*STATED EXERCISE*.
Separate out the lines that hold "dispositivo".

*ITEMS*.
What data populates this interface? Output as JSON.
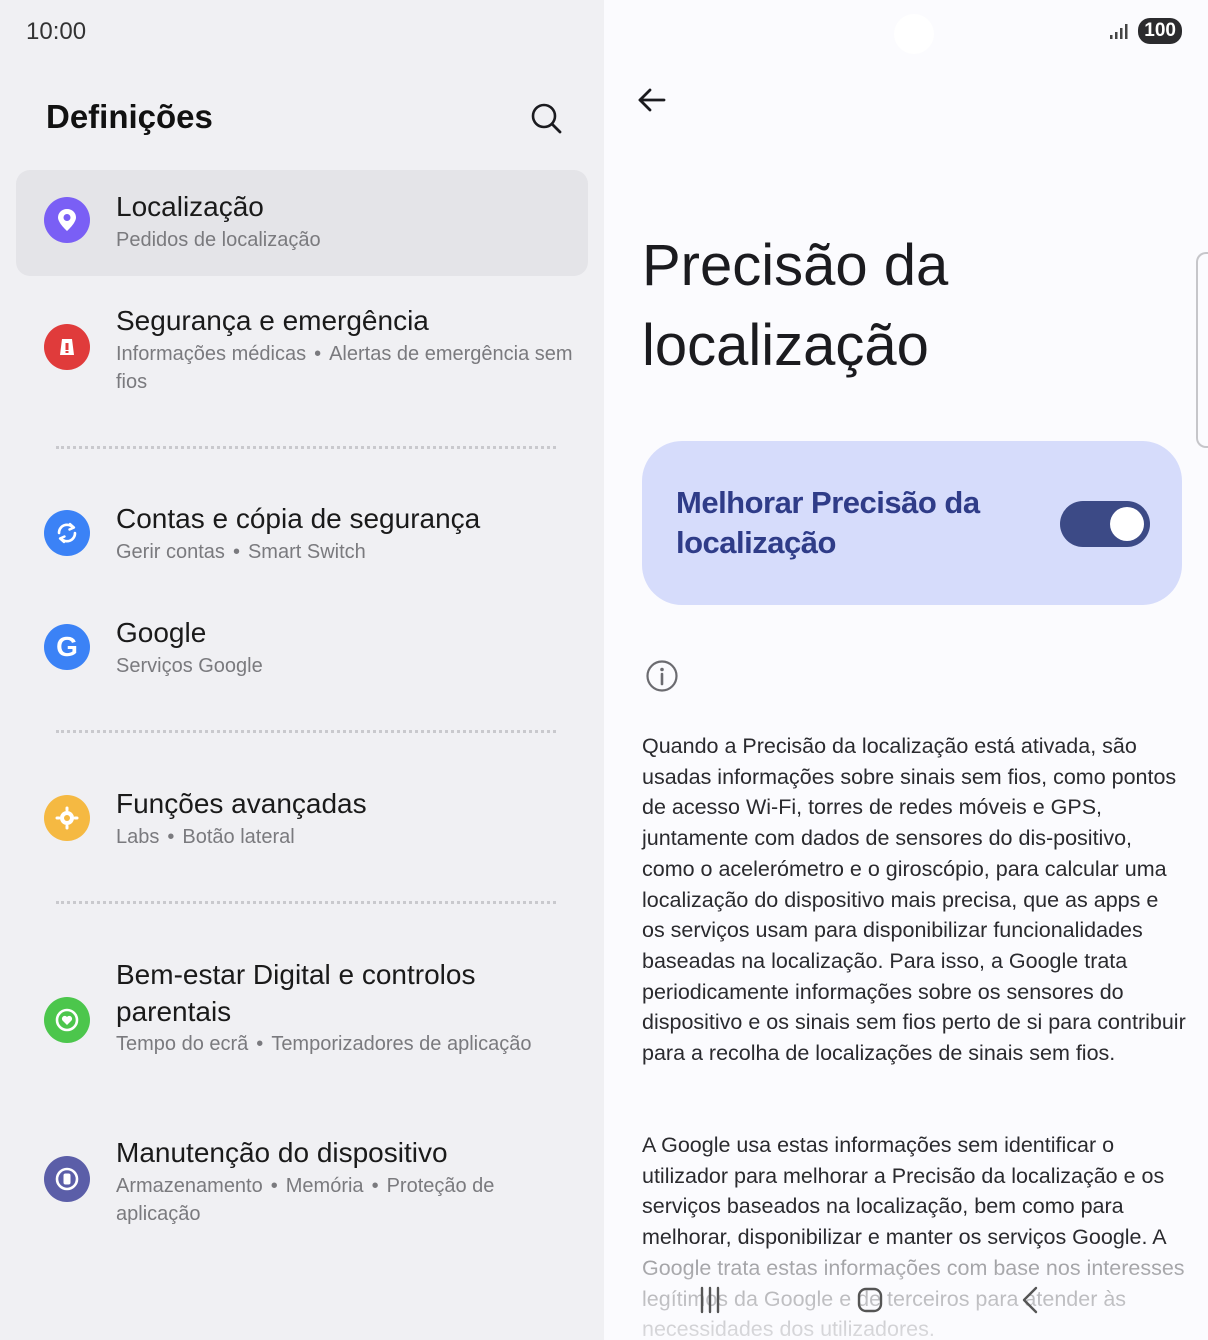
{
  "status_bar": {
    "time": "10:00",
    "battery": "100"
  },
  "settings": {
    "title": "Definições",
    "items": [
      {
        "title": "Localização",
        "subtitle": [
          "Pedidos de localização"
        ],
        "icon": "location-icon",
        "color": "#7a5ff5"
      },
      {
        "title": "Segurança e emergência",
        "subtitle": [
          "Informações médicas",
          "Alertas de emergência sem fios"
        ],
        "icon": "emergency-icon",
        "color": "#e03b3b"
      },
      {
        "title": "Contas e cópia de segurança",
        "subtitle": [
          "Gerir contas",
          "Smart Switch"
        ],
        "icon": "sync-icon",
        "color": "#3b82f6"
      },
      {
        "title": "Google",
        "subtitle": [
          "Serviços Google"
        ],
        "icon": "google-icon",
        "color": "#3b82f6"
      },
      {
        "title": "Funções avançadas",
        "subtitle": [
          "Labs",
          "Botão lateral"
        ],
        "icon": "advanced-features-icon",
        "color": "#f5b942"
      },
      {
        "title": "Bem-estar Digital e controlos parentais",
        "subtitle": [
          "Tempo do ecrã",
          "Temporizadores de aplicação"
        ],
        "icon": "wellbeing-icon",
        "color": "#4cc64c"
      },
      {
        "title": "Manutenção do dispositivo",
        "subtitle": [
          "Armazenamento",
          "Memória",
          "Proteção de aplicação"
        ],
        "icon": "device-care-icon",
        "color": "#5b5ea8"
      }
    ]
  },
  "detail": {
    "title": "Precisão da localização",
    "toggle_label": "Melhorar Precisão da localização",
    "toggle_on": true,
    "paragraphs": [
      "Quando a Precisão da localização está ativada, são usadas informações sobre sinais sem fios, como pontos de acesso Wi-Fi, torres de redes móveis e GPS, juntamente com dados de sensores do dis-positivo, como o acelerómetro e o giroscópio, para calcular uma localização do dispositivo mais precisa, que as apps e os serviços usam para disponibilizar funcionalidades baseadas na localização. Para isso, a Google trata periodicamente informações sobre os sensores do dispositivo e os sinais sem fios perto de si para contribuir para a recolha de localizações de sinais sem fios.",
      "A Google usa estas informações sem identificar o utilizador para melhorar a Precisão da localização e os serviços baseados na localização, bem como para melhorar, disponibilizar e manter os serviços Google. A Google trata estas informações com base nos interesses legítimos da Google e de terceiros para atender às necessidades dos utilizadores."
    ]
  },
  "colors": {
    "accent": "#3c4a86",
    "card": "#d6dcfb",
    "card_text": "#2f3c88"
  }
}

*ANSWER TO THIS EXERCISE*.
        "title": "Manutenção do dispositivo",
      "Quando a Precisão da localização está ativada, são usadas informações sobre sinais sem fios, como pontos de acesso Wi-Fi, torres de redes móveis e GPS, juntamente com dados de sensores do dis-positivo, como o acelerómetro e o giroscópio, para calcular uma localização do dispositivo mais precisa, que as apps e os serviços usam para disponibilizar funcionalidades baseadas na localização. Para isso, a Google trata periodicamente informações sobre os sensores do dispositivo e os sinais sem fios perto de si para contribuir para a recolha de localizações de sinais sem fios.",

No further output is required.